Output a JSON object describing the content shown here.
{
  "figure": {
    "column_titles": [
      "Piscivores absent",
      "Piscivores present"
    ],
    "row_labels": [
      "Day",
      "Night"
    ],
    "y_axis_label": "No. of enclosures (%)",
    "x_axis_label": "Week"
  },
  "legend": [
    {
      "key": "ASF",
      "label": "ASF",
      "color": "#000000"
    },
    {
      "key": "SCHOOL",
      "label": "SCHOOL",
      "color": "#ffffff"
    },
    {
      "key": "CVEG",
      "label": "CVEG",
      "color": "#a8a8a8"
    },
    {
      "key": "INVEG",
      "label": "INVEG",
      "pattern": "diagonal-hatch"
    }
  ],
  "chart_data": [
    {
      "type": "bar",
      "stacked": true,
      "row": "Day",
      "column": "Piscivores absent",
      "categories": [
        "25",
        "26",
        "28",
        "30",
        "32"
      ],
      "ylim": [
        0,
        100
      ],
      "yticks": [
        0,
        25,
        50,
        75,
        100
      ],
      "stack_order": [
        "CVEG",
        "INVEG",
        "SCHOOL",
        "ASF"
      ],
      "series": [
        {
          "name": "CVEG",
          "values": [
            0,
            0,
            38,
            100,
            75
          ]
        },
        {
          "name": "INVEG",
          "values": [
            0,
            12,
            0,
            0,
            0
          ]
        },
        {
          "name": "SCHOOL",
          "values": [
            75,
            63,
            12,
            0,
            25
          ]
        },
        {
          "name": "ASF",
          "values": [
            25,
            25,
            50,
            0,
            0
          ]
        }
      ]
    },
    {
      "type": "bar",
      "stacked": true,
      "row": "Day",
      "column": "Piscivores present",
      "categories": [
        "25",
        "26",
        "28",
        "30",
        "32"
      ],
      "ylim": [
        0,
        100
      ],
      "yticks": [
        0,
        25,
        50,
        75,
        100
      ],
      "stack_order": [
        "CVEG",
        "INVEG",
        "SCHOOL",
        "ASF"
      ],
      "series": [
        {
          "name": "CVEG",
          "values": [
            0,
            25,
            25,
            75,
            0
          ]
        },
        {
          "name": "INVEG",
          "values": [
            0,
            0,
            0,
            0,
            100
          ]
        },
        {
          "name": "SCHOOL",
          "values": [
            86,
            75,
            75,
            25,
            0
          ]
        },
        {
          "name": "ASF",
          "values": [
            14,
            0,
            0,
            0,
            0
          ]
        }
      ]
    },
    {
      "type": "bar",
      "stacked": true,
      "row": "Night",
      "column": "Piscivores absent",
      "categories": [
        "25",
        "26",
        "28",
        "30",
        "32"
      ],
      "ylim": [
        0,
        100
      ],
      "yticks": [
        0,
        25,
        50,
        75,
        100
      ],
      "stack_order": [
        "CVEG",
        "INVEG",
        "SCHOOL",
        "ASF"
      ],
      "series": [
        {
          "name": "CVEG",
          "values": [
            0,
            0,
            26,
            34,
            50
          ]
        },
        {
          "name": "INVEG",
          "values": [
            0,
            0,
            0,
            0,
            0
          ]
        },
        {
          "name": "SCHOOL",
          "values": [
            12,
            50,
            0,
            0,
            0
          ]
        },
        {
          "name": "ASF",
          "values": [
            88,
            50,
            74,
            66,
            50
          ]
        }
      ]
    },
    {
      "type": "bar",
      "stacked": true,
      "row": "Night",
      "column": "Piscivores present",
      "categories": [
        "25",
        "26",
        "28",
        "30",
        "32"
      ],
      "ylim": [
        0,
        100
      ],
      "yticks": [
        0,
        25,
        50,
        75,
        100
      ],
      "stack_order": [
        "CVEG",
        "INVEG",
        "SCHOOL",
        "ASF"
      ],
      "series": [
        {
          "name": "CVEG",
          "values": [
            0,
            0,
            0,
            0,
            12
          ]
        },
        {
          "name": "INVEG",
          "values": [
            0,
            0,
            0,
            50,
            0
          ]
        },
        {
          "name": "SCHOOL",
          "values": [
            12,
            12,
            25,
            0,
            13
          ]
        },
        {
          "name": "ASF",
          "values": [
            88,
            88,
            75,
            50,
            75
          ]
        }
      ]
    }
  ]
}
____________________
WHAT YOU ARE ASKED TO DO:
All of the entries should be written out again exactly.

WRITTEN ANSWER:
Output a JSON object describing the content shown here.
{
  "figure": {
    "column_titles": [
      "Piscivores absent",
      "Piscivores present"
    ],
    "row_labels": [
      "Day",
      "Night"
    ],
    "y_axis_label": "No. of enclosures (%)",
    "x_axis_label": "Week"
  },
  "legend": [
    {
      "key": "ASF",
      "label": "ASF",
      "color": "#000000"
    },
    {
      "key": "SCHOOL",
      "label": "SCHOOL",
      "color": "#ffffff"
    },
    {
      "key": "CVEG",
      "label": "CVEG",
      "color": "#a8a8a8"
    },
    {
      "key": "INVEG",
      "label": "INVEG",
      "pattern": "diagonal-hatch"
    }
  ],
  "chart_data": [
    {
      "type": "bar",
      "stacked": true,
      "row": "Day",
      "column": "Piscivores absent",
      "categories": [
        "25",
        "26",
        "28",
        "30",
        "32"
      ],
      "ylim": [
        0,
        100
      ],
      "yticks": [
        0,
        25,
        50,
        75,
        100
      ],
      "stack_order": [
        "CVEG",
        "INVEG",
        "SCHOOL",
        "ASF"
      ],
      "series": [
        {
          "name": "CVEG",
          "values": [
            0,
            0,
            38,
            100,
            75
          ]
        },
        {
          "name": "INVEG",
          "values": [
            0,
            12,
            0,
            0,
            0
          ]
        },
        {
          "name": "SCHOOL",
          "values": [
            75,
            63,
            12,
            0,
            25
          ]
        },
        {
          "name": "ASF",
          "values": [
            25,
            25,
            50,
            0,
            0
          ]
        }
      ]
    },
    {
      "type": "bar",
      "stacked": true,
      "row": "Day",
      "column": "Piscivores present",
      "categories": [
        "25",
        "26",
        "28",
        "30",
        "32"
      ],
      "ylim": [
        0,
        100
      ],
      "yticks": [
        0,
        25,
        50,
        75,
        100
      ],
      "stack_order": [
        "CVEG",
        "INVEG",
        "SCHOOL",
        "ASF"
      ],
      "series": [
        {
          "name": "CVEG",
          "values": [
            0,
            25,
            25,
            75,
            0
          ]
        },
        {
          "name": "INVEG",
          "values": [
            0,
            0,
            0,
            0,
            100
          ]
        },
        {
          "name": "SCHOOL",
          "values": [
            86,
            75,
            75,
            25,
            0
          ]
        },
        {
          "name": "ASF",
          "values": [
            14,
            0,
            0,
            0,
            0
          ]
        }
      ]
    },
    {
      "type": "bar",
      "stacked": true,
      "row": "Night",
      "column": "Piscivores absent",
      "categories": [
        "25",
        "26",
        "28",
        "30",
        "32"
      ],
      "ylim": [
        0,
        100
      ],
      "yticks": [
        0,
        25,
        50,
        75,
        100
      ],
      "stack_order": [
        "CVEG",
        "INVEG",
        "SCHOOL",
        "ASF"
      ],
      "series": [
        {
          "name": "CVEG",
          "values": [
            0,
            0,
            26,
            34,
            50
          ]
        },
        {
          "name": "INVEG",
          "values": [
            0,
            0,
            0,
            0,
            0
          ]
        },
        {
          "name": "SCHOOL",
          "values": [
            12,
            50,
            0,
            0,
            0
          ]
        },
        {
          "name": "ASF",
          "values": [
            88,
            50,
            74,
            66,
            50
          ]
        }
      ]
    },
    {
      "type": "bar",
      "stacked": true,
      "row": "Night",
      "column": "Piscivores present",
      "categories": [
        "25",
        "26",
        "28",
        "30",
        "32"
      ],
      "ylim": [
        0,
        100
      ],
      "yticks": [
        0,
        25,
        50,
        75,
        100
      ],
      "stack_order": [
        "CVEG",
        "INVEG",
        "SCHOOL",
        "ASF"
      ],
      "series": [
        {
          "name": "CVEG",
          "values": [
            0,
            0,
            0,
            0,
            12
          ]
        },
        {
          "name": "INVEG",
          "values": [
            0,
            0,
            0,
            50,
            0
          ]
        },
        {
          "name": "SCHOOL",
          "values": [
            12,
            12,
            25,
            0,
            13
          ]
        },
        {
          "name": "ASF",
          "values": [
            88,
            88,
            75,
            50,
            75
          ]
        }
      ]
    }
  ]
}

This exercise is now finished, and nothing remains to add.